THE TASK: Output every line below exactly.

RECORDS TO USE:
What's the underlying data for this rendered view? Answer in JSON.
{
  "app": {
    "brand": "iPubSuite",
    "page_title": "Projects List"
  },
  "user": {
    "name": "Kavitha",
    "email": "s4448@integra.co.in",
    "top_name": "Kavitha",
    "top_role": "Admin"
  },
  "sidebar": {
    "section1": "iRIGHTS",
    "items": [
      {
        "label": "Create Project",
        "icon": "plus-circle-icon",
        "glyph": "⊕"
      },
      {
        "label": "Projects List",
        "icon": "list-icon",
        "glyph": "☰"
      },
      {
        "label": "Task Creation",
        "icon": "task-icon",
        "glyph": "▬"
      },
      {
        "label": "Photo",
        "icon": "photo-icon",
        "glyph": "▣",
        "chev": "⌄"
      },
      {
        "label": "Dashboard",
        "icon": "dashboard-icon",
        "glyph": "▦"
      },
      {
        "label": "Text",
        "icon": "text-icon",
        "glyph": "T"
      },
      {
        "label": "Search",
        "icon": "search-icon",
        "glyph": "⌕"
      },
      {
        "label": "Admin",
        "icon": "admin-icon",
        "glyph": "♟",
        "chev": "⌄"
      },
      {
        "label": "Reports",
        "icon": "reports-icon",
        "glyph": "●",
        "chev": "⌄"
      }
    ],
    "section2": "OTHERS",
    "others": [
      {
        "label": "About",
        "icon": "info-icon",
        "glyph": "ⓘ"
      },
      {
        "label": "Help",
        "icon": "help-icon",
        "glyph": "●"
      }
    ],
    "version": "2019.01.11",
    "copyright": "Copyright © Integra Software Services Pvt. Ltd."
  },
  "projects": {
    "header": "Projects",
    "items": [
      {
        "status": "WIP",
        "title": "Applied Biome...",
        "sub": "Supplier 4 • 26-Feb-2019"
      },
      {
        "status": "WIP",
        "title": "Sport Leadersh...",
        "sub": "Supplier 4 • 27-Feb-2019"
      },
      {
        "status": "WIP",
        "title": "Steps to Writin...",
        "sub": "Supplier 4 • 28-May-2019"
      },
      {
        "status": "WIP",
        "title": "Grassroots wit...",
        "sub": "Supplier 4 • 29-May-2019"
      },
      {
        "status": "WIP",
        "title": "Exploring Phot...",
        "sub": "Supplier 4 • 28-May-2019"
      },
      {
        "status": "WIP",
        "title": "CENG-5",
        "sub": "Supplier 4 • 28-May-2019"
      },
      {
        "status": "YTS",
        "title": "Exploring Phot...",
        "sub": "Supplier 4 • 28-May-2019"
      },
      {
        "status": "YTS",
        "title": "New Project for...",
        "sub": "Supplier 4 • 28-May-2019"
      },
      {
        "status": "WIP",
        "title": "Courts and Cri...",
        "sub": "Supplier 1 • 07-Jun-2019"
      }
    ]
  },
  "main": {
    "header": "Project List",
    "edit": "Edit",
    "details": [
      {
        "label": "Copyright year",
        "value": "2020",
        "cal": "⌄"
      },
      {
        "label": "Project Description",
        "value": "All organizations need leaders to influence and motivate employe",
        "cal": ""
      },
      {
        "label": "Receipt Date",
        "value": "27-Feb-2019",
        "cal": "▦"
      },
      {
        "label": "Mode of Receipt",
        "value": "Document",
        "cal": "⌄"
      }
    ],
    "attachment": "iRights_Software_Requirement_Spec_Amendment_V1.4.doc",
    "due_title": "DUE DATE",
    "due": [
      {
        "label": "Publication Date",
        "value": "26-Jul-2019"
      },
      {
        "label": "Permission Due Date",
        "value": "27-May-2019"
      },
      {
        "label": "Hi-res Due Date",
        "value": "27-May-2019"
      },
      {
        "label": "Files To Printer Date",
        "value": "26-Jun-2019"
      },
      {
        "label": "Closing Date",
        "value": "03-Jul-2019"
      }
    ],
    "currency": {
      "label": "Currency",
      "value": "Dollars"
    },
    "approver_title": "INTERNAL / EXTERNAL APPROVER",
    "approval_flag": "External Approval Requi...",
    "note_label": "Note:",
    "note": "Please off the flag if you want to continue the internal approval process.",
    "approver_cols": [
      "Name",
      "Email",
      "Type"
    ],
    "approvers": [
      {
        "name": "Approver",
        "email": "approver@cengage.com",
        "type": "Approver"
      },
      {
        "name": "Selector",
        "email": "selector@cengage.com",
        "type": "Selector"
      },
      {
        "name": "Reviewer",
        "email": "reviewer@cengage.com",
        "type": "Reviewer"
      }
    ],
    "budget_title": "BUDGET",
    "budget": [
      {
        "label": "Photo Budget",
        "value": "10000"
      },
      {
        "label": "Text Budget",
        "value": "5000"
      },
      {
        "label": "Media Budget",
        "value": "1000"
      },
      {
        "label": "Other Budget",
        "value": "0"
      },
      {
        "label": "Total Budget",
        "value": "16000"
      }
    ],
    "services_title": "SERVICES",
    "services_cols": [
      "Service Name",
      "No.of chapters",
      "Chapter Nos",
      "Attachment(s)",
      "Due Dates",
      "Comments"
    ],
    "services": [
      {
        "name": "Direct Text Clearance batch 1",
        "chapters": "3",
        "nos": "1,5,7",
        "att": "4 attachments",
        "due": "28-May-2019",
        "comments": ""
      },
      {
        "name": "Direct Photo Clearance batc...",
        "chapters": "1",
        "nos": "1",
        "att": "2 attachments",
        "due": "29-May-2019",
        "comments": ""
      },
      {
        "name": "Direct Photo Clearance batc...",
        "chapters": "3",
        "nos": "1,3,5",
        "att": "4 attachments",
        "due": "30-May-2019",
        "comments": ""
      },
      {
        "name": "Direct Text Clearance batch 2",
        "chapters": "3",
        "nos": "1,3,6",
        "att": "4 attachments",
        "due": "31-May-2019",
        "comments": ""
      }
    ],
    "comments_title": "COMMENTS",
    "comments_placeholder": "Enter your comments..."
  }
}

TASK RESULT:
What's the underlying data for this rendered view? Answer in JSON.
{
  "app": {
    "brand": "iPubSuite",
    "page_title": "Projects List"
  },
  "user": {
    "name": "Kavitha",
    "email": "s4448@integra.co.in",
    "top_name": "Kavitha",
    "top_role": "Admin"
  },
  "sidebar": {
    "section1": "iRIGHTS",
    "items": [
      {
        "label": "Create Project",
        "icon": "plus-circle-icon",
        "glyph": "⊕"
      },
      {
        "label": "Projects List",
        "icon": "list-icon",
        "glyph": "☰"
      },
      {
        "label": "Task Creation",
        "icon": "task-icon",
        "glyph": "▬"
      },
      {
        "label": "Photo",
        "icon": "photo-icon",
        "glyph": "▣",
        "chev": "⌄"
      },
      {
        "label": "Dashboard",
        "icon": "dashboard-icon",
        "glyph": "▦"
      },
      {
        "label": "Text",
        "icon": "text-icon",
        "glyph": "T"
      },
      {
        "label": "Search",
        "icon": "search-icon",
        "glyph": "⌕"
      },
      {
        "label": "Admin",
        "icon": "admin-icon",
        "glyph": "♟",
        "chev": "⌄"
      },
      {
        "label": "Reports",
        "icon": "reports-icon",
        "glyph": "●",
        "chev": "⌄"
      }
    ],
    "section2": "OTHERS",
    "others": [
      {
        "label": "About",
        "icon": "info-icon",
        "glyph": "ⓘ"
      },
      {
        "label": "Help",
        "icon": "help-icon",
        "glyph": "●"
      }
    ],
    "version": "2019.01.11",
    "copyright": "Copyright © Integra Software Services Pvt. Ltd."
  },
  "projects": {
    "header": "Projects",
    "items": [
      {
        "status": "WIP",
        "title": "Applied Biome...",
        "sub": "Supplier 4 • 26-Feb-2019"
      },
      {
        "status": "WIP",
        "title": "Sport Leadersh...",
        "sub": "Supplier 4 • 27-Feb-2019"
      },
      {
        "status": "WIP",
        "title": "Steps to Writin...",
        "sub": "Supplier 4 • 28-May-2019"
      },
      {
        "status": "WIP",
        "title": "Grassroots wit...",
        "sub": "Supplier 4 • 29-May-2019"
      },
      {
        "status": "WIP",
        "title": "Exploring Phot...",
        "sub": "Supplier 4 • 28-May-2019"
      },
      {
        "status": "WIP",
        "title": "CENG-5",
        "sub": "Supplier 4 • 28-May-2019"
      },
      {
        "status": "YTS",
        "title": "Exploring Phot...",
        "sub": "Supplier 4 • 28-May-2019"
      },
      {
        "status": "YTS",
        "title": "New Project for...",
        "sub": "Supplier 4 • 28-May-2019"
      },
      {
        "status": "WIP",
        "title": "Courts and Cri...",
        "sub": "Supplier 1 • 07-Jun-2019"
      }
    ]
  },
  "main": {
    "header": "Project List",
    "edit": "Edit",
    "details": [
      {
        "label": "Copyright year",
        "value": "2020",
        "cal": "⌄"
      },
      {
        "label": "Project Description",
        "value": "All organizations need leaders to influence and motivate employe",
        "cal": ""
      },
      {
        "label": "Receipt Date",
        "value": "27-Feb-2019",
        "cal": "▦"
      },
      {
        "label": "Mode of Receipt",
        "value": "Document",
        "cal": "⌄"
      }
    ],
    "attachment": "iRights_Software_Requirement_Spec_Amendment_V1.4.doc",
    "due_title": "DUE DATE",
    "due": [
      {
        "label": "Publication Date",
        "value": "26-Jul-2019"
      },
      {
        "label": "Permission Due Date",
        "value": "27-May-2019"
      },
      {
        "label": "Hi-res Due Date",
        "value": "27-May-2019"
      },
      {
        "label": "Files To Printer Date",
        "value": "26-Jun-2019"
      },
      {
        "label": "Closing Date",
        "value": "03-Jul-2019"
      }
    ],
    "currency": {
      "label": "Currency",
      "value": "Dollars"
    },
    "approver_title": "INTERNAL / EXTERNAL APPROVER",
    "approval_flag": "External Approval Requi...",
    "note_label": "Note:",
    "note": "Please off the flag if you want to continue the internal approval process.",
    "approver_cols": [
      "Name",
      "Email",
      "Type"
    ],
    "approvers": [
      {
        "name": "Approver",
        "email": "approver@cengage.com",
        "type": "Approver"
      },
      {
        "name": "Selector",
        "email": "selector@cengage.com",
        "type": "Selector"
      },
      {
        "name": "Reviewer",
        "email": "reviewer@cengage.com",
        "type": "Reviewer"
      }
    ],
    "budget_title": "BUDGET",
    "budget": [
      {
        "label": "Photo Budget",
        "value": "10000"
      },
      {
        "label": "Text Budget",
        "value": "5000"
      },
      {
        "label": "Media Budget",
        "value": "1000"
      },
      {
        "label": "Other Budget",
        "value": "0"
      },
      {
        "label": "Total Budget",
        "value": "16000"
      }
    ],
    "services_title": "SERVICES",
    "services_cols": [
      "Service Name",
      "No.of chapters",
      "Chapter Nos",
      "Attachment(s)",
      "Due Dates",
      "Comments"
    ],
    "services": [
      {
        "name": "Direct Text Clearance batch 1",
        "chapters": "3",
        "nos": "1,5,7",
        "att": "4 attachments",
        "due": "28-May-2019",
        "comments": ""
      },
      {
        "name": "Direct Photo Clearance batc...",
        "chapters": "1",
        "nos": "1",
        "att": "2 attachments",
        "due": "29-May-2019",
        "comments": ""
      },
      {
        "name": "Direct Photo Clearance batc...",
        "chapters": "3",
        "nos": "1,3,5",
        "att": "4 attachments",
        "due": "30-May-2019",
        "comments": ""
      },
      {
        "name": "Direct Text Clearance batch 2",
        "chapters": "3",
        "nos": "1,3,6",
        "att": "4 attachments",
        "due": "31-May-2019",
        "comments": ""
      }
    ],
    "comments_title": "COMMENTS",
    "comments_placeholder": "Enter your comments..."
  }
}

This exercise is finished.